- _THE EXERCISE_: From the entries below, please gather each line containing the string "营业收入".

- _MATERIAL SUPPLIED_:
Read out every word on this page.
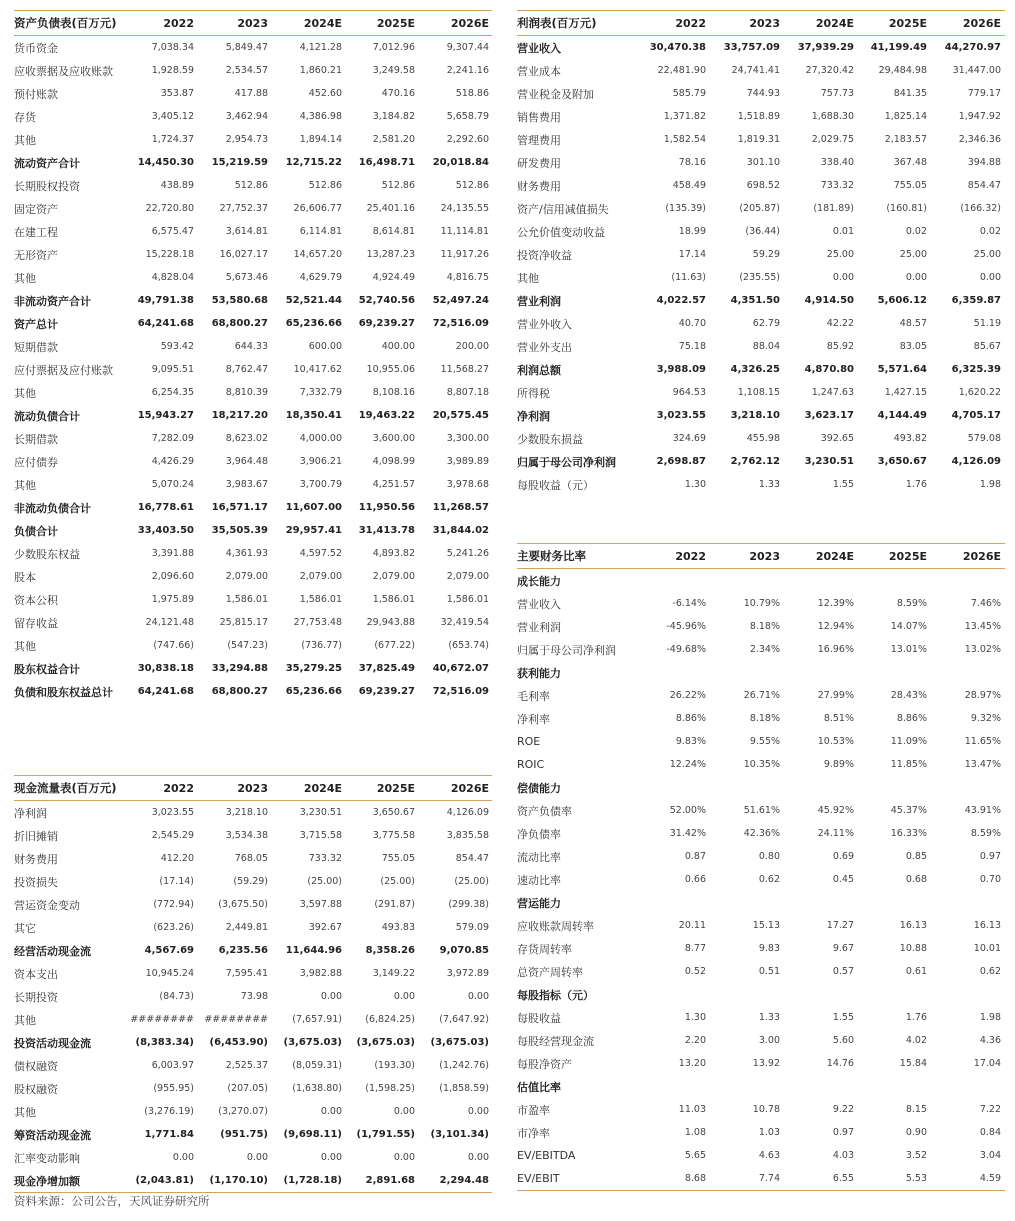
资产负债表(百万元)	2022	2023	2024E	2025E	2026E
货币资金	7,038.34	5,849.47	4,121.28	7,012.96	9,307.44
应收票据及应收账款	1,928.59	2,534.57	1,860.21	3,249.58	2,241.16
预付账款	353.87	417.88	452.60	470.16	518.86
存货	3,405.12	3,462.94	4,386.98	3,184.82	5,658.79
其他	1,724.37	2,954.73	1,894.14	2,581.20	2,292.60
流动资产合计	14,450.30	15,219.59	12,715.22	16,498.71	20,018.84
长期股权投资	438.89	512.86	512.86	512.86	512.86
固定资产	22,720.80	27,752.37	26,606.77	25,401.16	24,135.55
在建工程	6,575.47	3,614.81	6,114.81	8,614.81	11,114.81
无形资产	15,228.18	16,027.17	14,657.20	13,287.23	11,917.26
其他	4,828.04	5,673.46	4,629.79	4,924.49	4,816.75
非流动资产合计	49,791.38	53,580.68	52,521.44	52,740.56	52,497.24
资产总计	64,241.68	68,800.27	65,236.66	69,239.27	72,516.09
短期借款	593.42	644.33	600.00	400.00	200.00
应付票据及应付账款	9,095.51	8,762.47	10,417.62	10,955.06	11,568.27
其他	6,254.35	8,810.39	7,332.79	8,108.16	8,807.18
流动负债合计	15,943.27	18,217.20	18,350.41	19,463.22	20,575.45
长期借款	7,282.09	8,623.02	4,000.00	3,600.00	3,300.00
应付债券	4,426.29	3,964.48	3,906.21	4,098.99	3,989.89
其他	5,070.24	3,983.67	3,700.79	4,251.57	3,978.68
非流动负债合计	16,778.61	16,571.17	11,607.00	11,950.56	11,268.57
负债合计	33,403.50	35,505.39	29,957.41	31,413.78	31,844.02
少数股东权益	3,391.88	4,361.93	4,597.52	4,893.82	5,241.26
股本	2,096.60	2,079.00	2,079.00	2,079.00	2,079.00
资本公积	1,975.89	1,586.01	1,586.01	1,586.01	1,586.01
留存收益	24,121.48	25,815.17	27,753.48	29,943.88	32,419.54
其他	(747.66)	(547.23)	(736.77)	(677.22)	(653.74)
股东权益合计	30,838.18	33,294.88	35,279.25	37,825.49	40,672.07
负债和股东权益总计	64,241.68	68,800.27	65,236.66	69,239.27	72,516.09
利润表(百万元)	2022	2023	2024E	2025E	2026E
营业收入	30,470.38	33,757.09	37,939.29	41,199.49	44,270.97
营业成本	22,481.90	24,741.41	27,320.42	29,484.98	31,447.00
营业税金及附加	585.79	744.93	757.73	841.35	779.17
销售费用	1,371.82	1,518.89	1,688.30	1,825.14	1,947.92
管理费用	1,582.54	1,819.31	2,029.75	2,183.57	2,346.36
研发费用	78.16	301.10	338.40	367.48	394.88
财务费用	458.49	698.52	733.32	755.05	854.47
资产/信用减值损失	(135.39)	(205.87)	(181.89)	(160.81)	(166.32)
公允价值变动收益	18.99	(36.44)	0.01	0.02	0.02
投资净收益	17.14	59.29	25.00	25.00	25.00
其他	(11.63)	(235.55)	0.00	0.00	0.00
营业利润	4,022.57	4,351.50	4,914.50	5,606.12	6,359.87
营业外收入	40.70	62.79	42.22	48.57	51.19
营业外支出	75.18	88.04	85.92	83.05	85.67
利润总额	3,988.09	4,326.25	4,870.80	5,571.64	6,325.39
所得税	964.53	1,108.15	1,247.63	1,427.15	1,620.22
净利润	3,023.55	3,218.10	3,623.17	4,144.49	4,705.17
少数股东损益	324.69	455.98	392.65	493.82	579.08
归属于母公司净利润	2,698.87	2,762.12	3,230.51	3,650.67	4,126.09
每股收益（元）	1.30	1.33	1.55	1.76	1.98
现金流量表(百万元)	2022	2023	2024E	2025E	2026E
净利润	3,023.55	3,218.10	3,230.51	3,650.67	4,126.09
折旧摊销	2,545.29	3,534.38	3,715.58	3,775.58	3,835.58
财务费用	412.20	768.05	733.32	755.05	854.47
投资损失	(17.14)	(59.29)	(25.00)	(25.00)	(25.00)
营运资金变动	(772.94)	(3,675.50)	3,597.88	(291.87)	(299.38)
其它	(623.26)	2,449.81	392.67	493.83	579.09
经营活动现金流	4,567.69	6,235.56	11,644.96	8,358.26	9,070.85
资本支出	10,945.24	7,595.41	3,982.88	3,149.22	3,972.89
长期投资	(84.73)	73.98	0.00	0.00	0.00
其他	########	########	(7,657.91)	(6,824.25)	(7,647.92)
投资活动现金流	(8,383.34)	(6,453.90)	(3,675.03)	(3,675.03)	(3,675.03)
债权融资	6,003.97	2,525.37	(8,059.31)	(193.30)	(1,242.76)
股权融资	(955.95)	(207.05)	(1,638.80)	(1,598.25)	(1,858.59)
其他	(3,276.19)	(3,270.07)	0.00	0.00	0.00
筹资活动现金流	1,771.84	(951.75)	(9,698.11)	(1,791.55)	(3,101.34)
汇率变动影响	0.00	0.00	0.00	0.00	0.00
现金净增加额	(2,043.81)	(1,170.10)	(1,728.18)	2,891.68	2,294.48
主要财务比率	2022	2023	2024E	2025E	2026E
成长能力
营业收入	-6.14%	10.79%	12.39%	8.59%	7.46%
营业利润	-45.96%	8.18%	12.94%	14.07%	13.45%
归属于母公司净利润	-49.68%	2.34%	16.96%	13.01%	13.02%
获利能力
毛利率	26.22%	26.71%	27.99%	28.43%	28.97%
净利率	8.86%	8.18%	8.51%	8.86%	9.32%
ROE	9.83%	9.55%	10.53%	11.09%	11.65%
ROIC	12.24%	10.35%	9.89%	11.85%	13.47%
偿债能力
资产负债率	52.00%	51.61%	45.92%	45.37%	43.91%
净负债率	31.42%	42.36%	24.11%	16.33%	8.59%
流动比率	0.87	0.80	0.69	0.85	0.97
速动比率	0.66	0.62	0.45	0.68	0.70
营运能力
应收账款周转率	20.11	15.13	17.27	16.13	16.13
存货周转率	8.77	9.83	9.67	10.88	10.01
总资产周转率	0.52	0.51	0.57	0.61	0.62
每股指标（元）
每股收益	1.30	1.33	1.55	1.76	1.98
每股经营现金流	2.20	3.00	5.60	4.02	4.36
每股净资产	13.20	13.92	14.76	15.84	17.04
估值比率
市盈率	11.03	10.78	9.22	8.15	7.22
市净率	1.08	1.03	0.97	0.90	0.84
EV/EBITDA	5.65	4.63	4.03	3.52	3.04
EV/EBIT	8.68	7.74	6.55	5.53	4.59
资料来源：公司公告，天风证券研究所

==

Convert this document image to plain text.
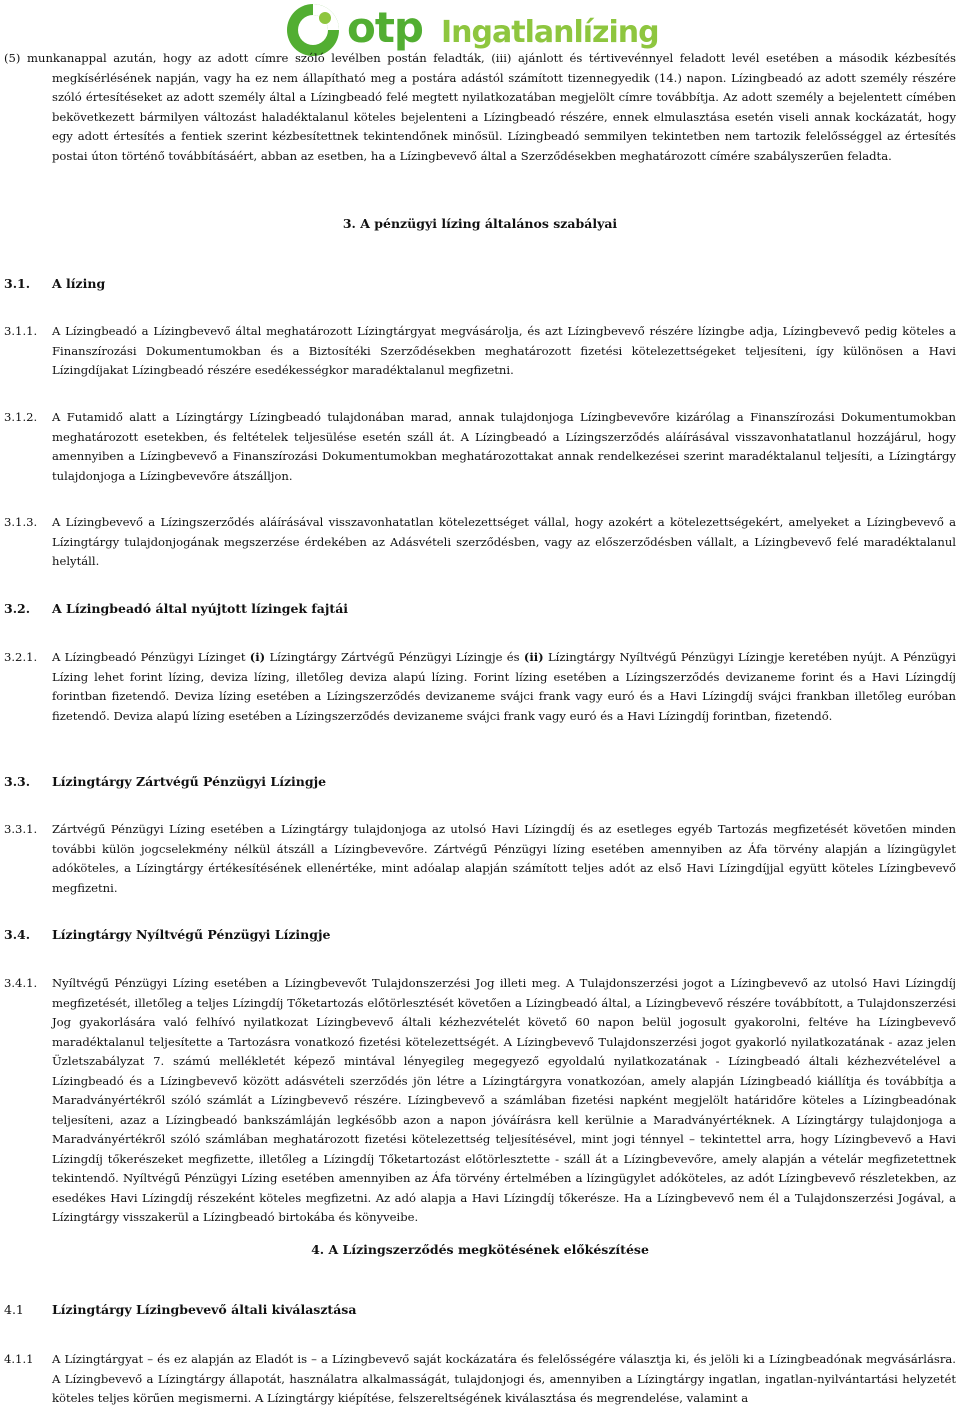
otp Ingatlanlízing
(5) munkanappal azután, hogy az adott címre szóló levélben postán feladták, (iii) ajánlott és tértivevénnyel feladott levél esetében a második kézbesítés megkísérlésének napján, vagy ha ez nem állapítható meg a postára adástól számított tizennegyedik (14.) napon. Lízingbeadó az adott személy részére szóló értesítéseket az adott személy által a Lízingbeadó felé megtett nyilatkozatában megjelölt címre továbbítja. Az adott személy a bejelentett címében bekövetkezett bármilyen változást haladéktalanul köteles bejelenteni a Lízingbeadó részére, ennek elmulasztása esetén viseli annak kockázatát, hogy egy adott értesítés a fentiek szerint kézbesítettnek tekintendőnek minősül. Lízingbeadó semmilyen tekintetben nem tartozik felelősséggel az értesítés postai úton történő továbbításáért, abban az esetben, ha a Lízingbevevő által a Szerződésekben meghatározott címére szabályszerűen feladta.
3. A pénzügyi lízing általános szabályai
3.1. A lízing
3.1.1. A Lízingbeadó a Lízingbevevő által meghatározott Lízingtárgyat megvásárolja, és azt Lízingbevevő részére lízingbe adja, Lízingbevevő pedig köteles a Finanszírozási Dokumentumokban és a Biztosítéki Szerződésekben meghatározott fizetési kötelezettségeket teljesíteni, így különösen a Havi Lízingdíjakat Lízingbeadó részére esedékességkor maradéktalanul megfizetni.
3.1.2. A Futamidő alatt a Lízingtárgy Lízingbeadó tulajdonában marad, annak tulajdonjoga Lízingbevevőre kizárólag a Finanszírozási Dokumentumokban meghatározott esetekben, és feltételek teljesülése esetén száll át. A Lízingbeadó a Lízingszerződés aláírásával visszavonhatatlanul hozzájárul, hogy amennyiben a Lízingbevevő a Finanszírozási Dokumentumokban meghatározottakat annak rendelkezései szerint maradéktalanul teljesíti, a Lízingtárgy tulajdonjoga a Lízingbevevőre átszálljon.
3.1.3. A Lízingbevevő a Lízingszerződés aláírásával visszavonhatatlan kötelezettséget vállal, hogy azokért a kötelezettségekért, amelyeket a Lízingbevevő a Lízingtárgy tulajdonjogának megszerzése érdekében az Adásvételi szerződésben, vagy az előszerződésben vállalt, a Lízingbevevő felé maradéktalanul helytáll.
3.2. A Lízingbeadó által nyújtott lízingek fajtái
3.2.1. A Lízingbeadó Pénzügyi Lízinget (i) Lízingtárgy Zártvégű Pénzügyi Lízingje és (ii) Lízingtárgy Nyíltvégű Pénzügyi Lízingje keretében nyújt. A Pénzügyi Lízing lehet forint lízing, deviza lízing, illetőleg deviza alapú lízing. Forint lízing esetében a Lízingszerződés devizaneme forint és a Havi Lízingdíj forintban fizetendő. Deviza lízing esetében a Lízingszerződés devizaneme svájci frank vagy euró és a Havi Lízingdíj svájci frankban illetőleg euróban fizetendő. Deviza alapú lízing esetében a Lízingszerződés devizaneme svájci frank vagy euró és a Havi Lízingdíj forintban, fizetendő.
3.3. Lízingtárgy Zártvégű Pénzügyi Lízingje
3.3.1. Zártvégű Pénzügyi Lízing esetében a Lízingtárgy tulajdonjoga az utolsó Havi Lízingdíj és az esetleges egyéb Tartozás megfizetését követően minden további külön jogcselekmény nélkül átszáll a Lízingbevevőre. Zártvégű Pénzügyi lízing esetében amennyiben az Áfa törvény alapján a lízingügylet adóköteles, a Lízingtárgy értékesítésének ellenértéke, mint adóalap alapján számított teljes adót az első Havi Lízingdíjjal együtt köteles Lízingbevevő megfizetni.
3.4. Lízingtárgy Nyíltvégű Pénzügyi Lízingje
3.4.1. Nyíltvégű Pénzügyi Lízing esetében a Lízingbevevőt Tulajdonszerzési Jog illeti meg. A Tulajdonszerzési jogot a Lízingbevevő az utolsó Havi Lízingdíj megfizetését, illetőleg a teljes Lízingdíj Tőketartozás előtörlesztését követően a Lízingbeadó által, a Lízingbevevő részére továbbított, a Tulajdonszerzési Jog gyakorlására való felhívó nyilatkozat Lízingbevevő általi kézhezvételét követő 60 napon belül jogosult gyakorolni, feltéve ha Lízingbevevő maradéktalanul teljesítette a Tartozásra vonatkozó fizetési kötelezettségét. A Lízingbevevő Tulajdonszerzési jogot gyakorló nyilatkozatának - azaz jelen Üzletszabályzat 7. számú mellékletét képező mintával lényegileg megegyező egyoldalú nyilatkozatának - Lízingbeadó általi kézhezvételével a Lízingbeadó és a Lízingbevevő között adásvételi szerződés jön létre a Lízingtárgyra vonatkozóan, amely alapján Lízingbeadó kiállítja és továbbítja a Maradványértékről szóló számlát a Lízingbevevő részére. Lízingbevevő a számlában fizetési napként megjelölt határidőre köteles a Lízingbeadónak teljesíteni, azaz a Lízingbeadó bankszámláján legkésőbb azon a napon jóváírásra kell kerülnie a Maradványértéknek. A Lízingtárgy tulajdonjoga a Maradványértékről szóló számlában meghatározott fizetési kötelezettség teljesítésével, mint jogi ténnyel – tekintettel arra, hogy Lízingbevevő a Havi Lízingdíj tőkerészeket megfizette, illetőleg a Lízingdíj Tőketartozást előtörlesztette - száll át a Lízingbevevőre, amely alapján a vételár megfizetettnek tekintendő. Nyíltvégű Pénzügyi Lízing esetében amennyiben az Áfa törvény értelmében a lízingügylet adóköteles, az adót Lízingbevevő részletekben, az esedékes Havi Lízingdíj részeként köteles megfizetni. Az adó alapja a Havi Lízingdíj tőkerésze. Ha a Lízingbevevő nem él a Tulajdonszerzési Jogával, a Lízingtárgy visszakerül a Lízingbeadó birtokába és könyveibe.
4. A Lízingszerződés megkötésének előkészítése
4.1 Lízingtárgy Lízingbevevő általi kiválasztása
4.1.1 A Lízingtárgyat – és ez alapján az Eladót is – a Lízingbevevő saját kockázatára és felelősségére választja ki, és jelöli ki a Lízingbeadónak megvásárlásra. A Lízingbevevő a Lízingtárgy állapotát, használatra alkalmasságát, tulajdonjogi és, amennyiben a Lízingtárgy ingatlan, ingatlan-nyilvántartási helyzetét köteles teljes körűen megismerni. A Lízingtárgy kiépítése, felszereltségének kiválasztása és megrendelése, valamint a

- _CORRECT RESULT_:
营业收入	30,470.38	33,757.09	37,939.29	41,199.49	44,270.97
营业收入	-6.14%	10.79%	12.39%	8.59%	7.46%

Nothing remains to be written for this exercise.